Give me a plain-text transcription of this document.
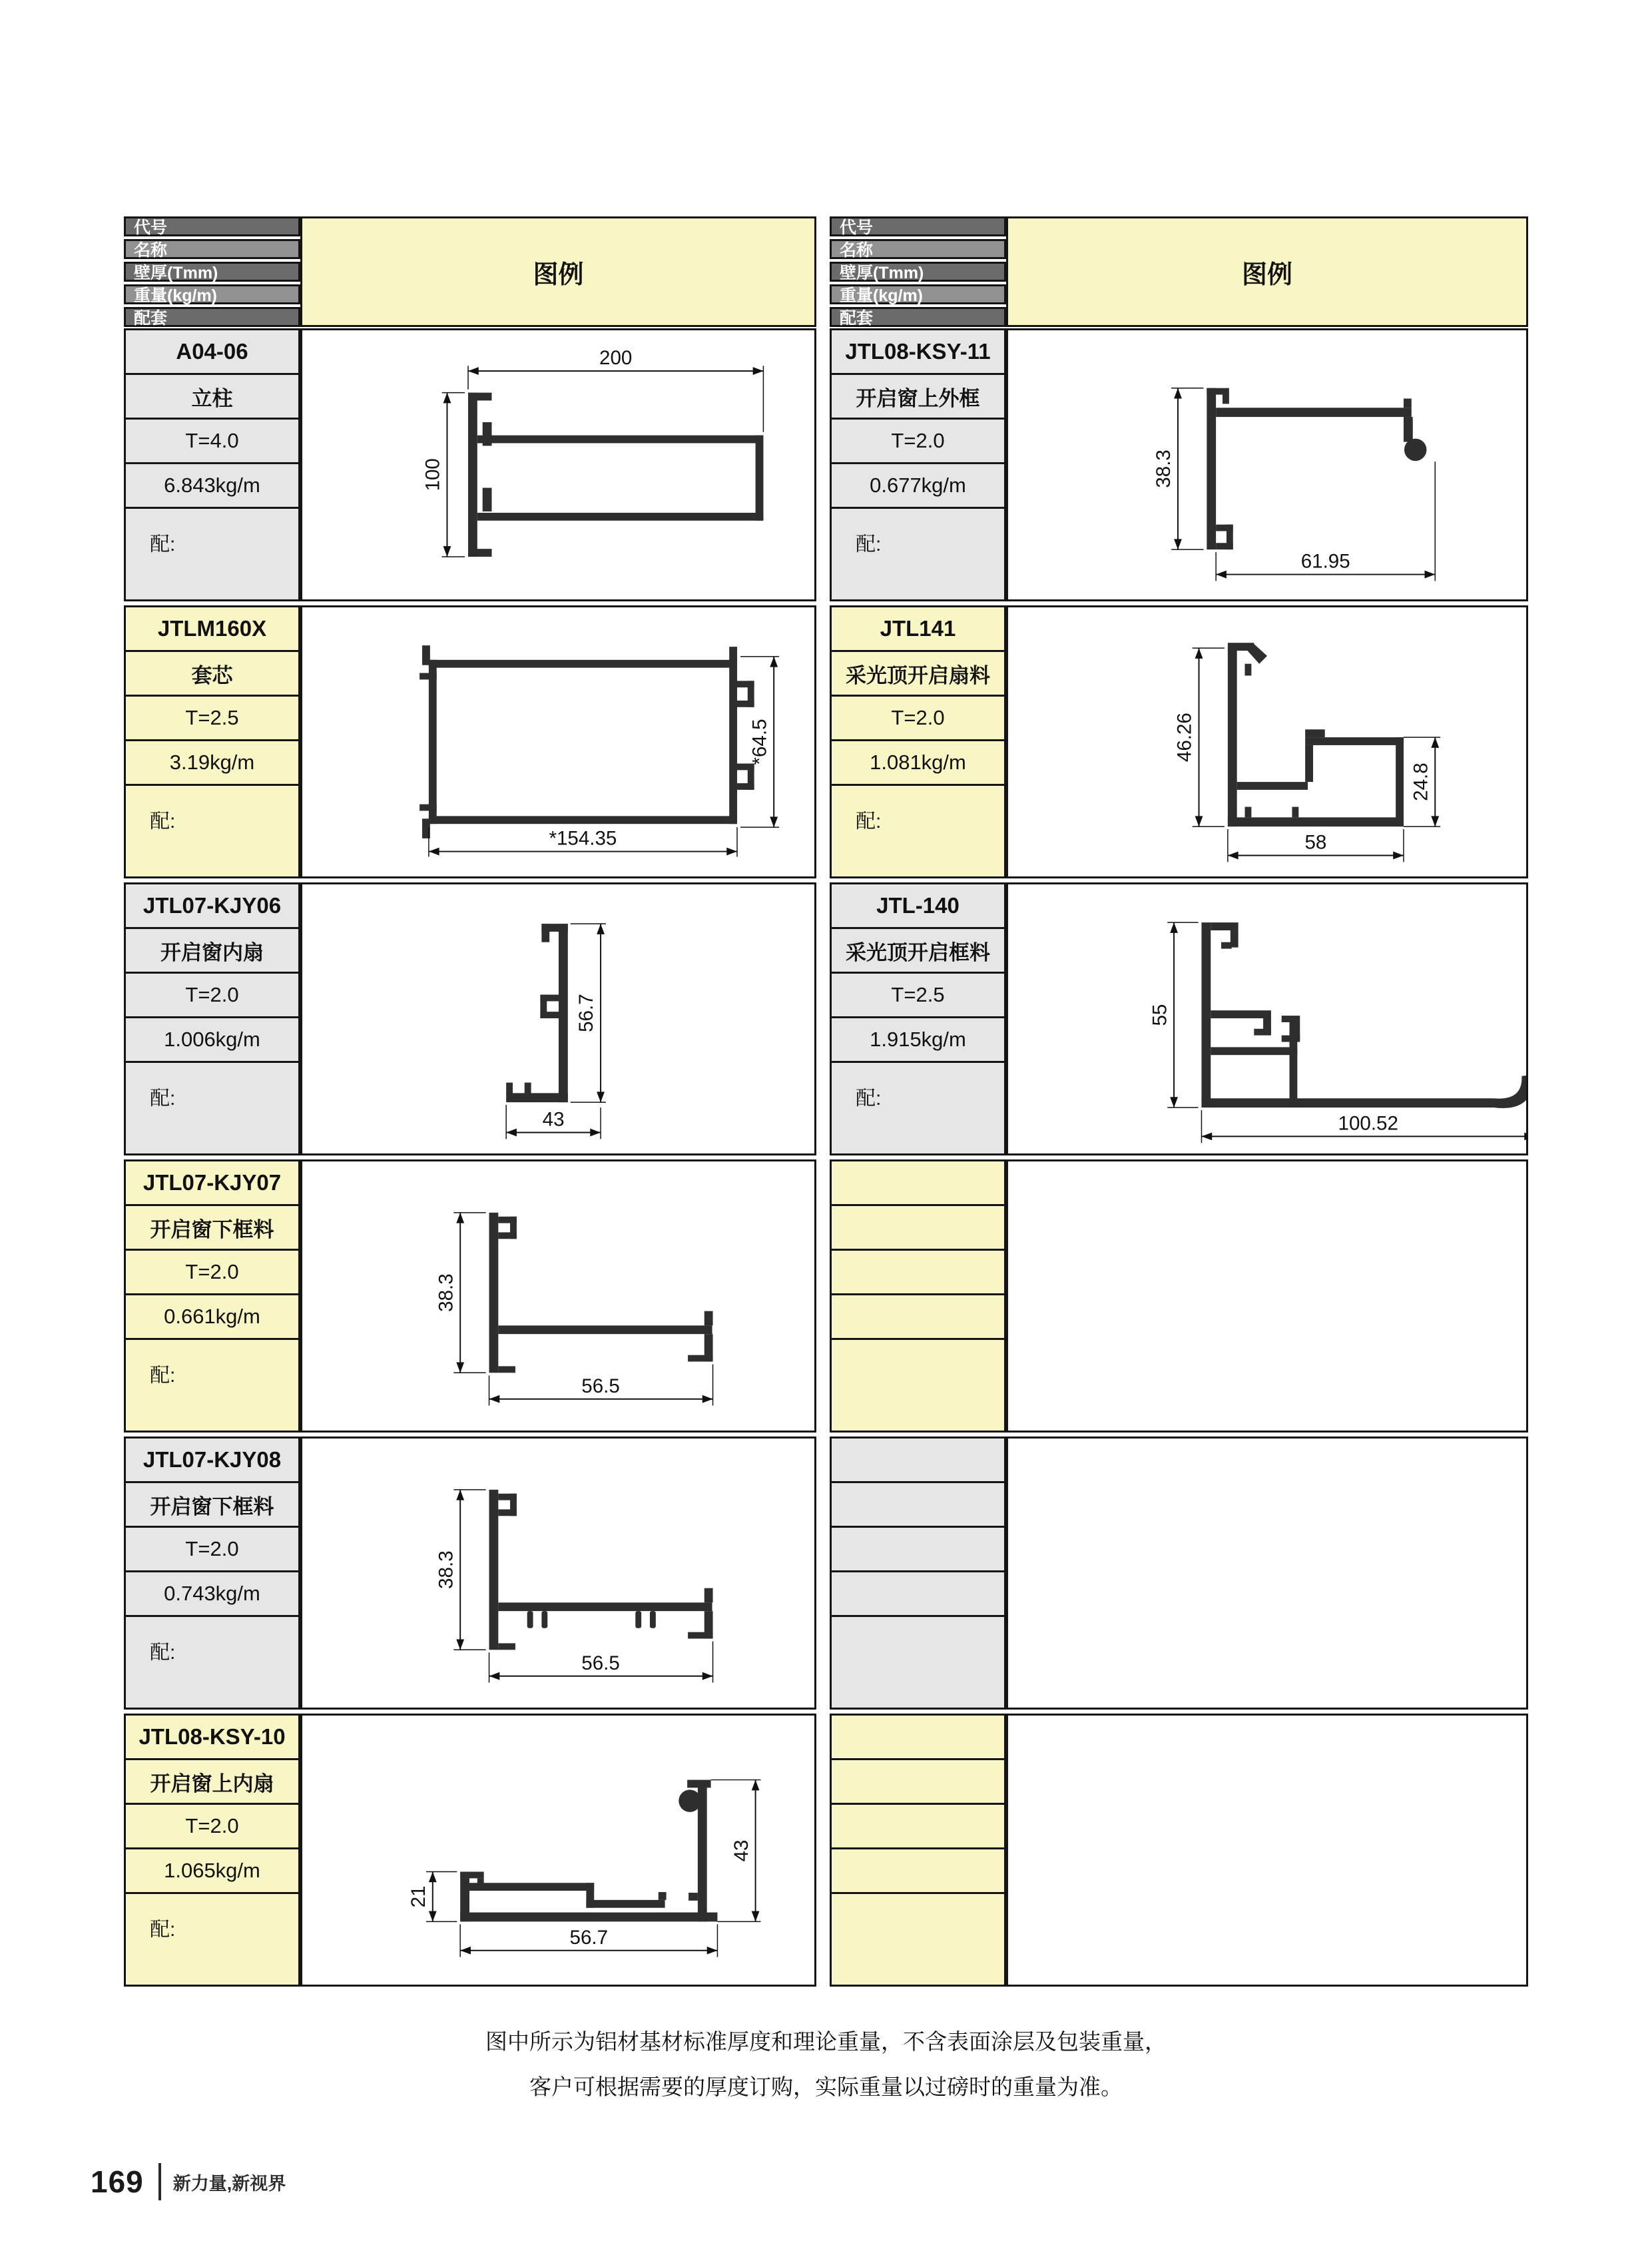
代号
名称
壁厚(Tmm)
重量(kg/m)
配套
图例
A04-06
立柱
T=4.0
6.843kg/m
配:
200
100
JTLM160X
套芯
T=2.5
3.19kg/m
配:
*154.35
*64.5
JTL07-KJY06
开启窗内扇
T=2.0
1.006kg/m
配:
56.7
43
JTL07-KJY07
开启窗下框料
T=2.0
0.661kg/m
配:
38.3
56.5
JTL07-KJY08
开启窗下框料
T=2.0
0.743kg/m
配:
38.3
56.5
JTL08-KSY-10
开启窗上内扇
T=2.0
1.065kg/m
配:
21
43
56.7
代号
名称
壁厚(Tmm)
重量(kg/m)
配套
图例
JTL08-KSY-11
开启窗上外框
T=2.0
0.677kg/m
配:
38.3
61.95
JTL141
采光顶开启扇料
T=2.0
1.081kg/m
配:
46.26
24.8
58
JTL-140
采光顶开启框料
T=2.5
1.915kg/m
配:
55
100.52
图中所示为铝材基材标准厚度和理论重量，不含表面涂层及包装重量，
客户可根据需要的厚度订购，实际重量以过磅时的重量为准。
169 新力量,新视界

........

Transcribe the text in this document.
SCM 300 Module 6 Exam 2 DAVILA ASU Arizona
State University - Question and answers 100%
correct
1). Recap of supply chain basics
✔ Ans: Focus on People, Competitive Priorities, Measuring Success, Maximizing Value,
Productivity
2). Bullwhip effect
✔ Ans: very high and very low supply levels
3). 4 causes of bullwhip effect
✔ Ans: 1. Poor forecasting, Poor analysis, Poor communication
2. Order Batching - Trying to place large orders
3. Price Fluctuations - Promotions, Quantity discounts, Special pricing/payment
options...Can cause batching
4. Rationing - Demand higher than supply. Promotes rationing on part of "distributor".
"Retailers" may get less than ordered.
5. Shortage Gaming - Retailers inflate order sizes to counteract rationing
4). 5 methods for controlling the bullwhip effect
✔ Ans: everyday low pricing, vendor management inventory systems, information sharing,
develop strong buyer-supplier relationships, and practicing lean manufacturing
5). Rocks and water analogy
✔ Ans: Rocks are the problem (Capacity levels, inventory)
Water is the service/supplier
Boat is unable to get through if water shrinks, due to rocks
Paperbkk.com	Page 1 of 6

........

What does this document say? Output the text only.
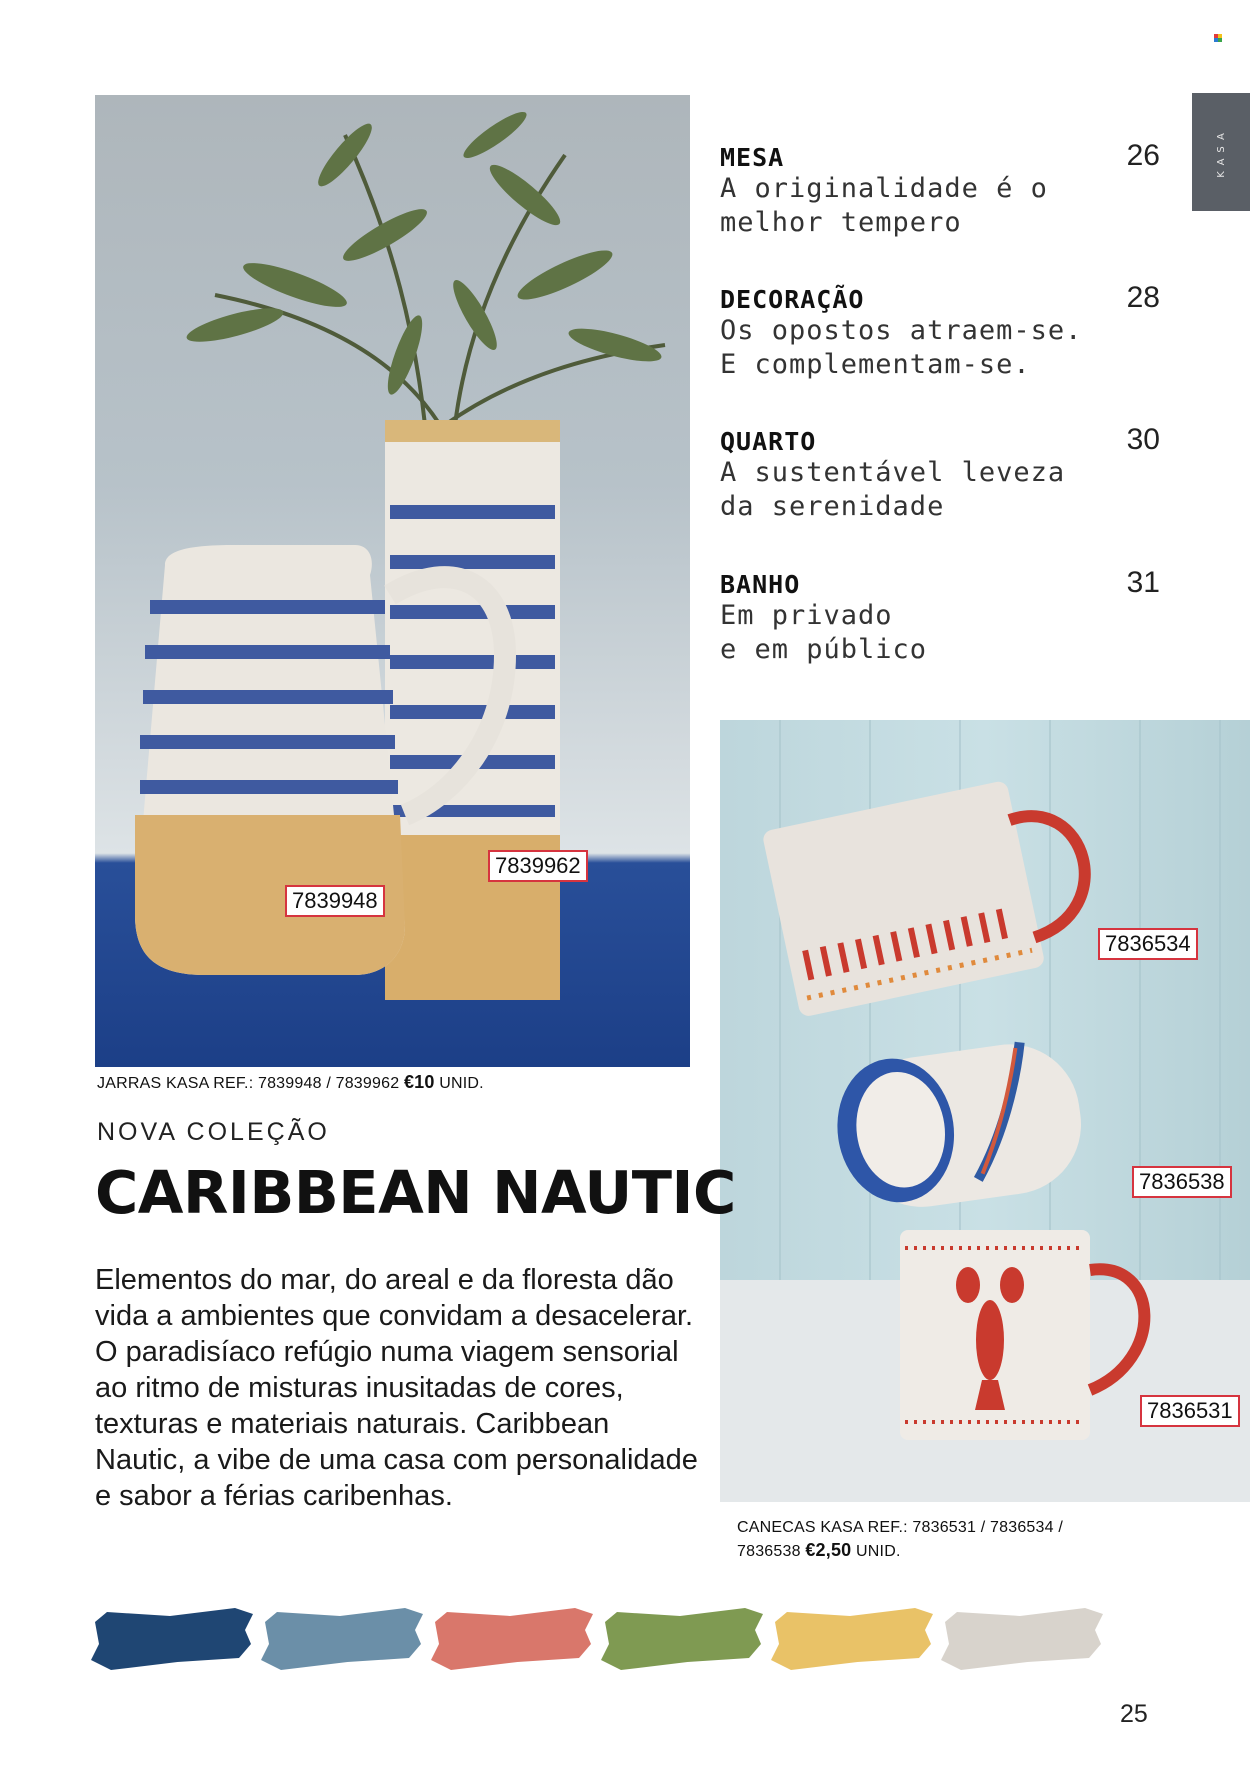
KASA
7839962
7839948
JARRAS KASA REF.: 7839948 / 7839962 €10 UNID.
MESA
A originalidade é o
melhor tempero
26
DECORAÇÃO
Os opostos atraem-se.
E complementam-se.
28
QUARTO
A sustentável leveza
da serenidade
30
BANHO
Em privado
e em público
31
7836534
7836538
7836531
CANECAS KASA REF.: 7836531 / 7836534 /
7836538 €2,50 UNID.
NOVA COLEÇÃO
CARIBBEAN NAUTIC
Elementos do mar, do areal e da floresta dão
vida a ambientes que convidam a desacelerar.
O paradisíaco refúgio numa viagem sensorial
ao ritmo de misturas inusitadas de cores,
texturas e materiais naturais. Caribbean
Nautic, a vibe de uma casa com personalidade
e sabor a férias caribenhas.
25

........

* _Set problem_
Search the entries for the word "effect", then list each line that holds it.

* _Full solution_
2). Bullwhip effect
3). 4 causes of bullwhip effect
4). 5 methods for controlling the bullwhip effect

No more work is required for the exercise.